WRITTEN EXERCISE: Pull out every line from the listing that has the word "적용된다".

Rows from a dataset

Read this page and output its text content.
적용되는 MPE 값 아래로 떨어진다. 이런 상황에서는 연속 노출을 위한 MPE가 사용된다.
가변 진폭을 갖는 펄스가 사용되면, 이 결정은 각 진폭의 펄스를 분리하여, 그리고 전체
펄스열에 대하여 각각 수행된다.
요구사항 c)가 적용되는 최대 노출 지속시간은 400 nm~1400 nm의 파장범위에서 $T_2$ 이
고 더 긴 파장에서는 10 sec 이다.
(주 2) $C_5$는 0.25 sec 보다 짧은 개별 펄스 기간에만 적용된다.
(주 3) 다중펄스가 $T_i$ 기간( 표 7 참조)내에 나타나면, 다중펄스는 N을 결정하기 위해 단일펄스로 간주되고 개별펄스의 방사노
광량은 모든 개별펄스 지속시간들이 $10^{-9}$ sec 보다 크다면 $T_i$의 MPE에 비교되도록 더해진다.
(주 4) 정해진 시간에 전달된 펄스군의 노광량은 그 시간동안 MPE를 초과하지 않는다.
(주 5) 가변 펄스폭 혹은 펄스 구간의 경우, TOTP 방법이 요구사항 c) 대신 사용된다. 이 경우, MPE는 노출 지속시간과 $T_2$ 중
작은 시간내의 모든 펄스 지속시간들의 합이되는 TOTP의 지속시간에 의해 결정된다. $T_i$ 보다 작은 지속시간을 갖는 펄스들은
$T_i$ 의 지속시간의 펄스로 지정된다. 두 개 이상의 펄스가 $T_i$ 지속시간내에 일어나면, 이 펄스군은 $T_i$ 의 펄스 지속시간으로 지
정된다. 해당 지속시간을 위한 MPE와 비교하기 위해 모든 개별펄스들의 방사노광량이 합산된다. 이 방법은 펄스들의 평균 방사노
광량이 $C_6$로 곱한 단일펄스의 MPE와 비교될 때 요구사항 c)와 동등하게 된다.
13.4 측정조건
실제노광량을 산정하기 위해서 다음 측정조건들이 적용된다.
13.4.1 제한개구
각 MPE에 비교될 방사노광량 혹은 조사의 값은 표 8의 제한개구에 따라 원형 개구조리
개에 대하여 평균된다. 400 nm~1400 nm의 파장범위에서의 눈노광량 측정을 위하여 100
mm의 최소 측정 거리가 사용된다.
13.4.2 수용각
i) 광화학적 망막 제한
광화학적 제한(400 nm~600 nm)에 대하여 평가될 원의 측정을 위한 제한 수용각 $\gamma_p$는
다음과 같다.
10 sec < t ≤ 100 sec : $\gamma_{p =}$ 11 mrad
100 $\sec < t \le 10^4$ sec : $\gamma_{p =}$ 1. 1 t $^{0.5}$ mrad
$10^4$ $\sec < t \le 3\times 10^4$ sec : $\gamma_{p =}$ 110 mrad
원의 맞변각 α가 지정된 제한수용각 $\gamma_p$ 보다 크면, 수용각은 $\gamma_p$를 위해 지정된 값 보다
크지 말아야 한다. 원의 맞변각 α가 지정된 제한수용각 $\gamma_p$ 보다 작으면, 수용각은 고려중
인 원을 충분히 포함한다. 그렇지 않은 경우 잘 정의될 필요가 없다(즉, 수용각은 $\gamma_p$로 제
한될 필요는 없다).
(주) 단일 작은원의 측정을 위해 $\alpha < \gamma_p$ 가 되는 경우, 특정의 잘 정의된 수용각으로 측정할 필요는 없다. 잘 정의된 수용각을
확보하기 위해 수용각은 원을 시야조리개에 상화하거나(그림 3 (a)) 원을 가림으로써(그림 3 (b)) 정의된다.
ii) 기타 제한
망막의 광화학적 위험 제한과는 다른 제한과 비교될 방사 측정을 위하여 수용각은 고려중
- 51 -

SOLUTION FOR THIS PROBLEM:
(주 2) $C_5$는 0.25 sec 보다 짧은 개별 펄스 기간에만 적용된다.
실제노광량을 산정하기 위해서 다음 측정조건들이 적용된다.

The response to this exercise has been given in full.